(Data records)

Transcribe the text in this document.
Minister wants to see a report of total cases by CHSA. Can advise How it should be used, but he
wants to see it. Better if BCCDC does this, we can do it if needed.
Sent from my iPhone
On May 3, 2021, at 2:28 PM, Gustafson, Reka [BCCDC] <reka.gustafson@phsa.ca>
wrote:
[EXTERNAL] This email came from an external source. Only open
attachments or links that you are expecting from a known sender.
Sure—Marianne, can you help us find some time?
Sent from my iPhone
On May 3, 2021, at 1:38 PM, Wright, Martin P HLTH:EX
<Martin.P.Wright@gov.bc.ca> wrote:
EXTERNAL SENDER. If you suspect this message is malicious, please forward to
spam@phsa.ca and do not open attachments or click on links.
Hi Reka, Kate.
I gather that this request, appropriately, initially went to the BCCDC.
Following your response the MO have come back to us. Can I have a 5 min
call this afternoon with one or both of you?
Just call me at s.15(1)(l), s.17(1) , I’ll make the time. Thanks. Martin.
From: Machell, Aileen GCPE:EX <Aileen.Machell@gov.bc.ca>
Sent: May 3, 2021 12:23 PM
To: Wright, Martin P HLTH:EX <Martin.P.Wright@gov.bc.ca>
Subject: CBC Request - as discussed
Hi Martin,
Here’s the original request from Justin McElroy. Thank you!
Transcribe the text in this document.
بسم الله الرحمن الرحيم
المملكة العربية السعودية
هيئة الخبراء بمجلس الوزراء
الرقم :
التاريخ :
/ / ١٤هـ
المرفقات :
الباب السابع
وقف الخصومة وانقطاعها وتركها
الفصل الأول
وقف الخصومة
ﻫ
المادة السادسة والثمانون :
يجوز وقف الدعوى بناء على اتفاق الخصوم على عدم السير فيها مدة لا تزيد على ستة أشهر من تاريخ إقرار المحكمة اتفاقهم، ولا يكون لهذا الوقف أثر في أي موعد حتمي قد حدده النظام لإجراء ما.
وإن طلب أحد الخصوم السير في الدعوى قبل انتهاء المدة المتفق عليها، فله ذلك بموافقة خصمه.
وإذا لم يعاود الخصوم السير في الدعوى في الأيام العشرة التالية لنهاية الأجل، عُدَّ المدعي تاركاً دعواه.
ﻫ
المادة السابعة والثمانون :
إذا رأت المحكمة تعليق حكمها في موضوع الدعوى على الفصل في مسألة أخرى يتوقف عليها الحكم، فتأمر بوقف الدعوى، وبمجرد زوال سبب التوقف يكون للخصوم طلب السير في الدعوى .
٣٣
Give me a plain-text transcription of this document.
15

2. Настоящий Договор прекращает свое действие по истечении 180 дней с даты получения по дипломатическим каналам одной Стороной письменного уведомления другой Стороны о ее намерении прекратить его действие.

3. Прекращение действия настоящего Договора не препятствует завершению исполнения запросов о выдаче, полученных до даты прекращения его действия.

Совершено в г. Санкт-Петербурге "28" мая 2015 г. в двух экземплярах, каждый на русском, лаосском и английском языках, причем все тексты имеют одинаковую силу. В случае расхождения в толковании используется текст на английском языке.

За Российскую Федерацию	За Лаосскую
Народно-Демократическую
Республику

DO THIS ▸ Pick out every line above that contains the word "EXTERNAL" and copy it.

SOLVED PROBLEM ▸
[EXTERNAL] This email came from an external source. Only open
EXTERNAL SENDER. If you suspect this message is malicious, please forward to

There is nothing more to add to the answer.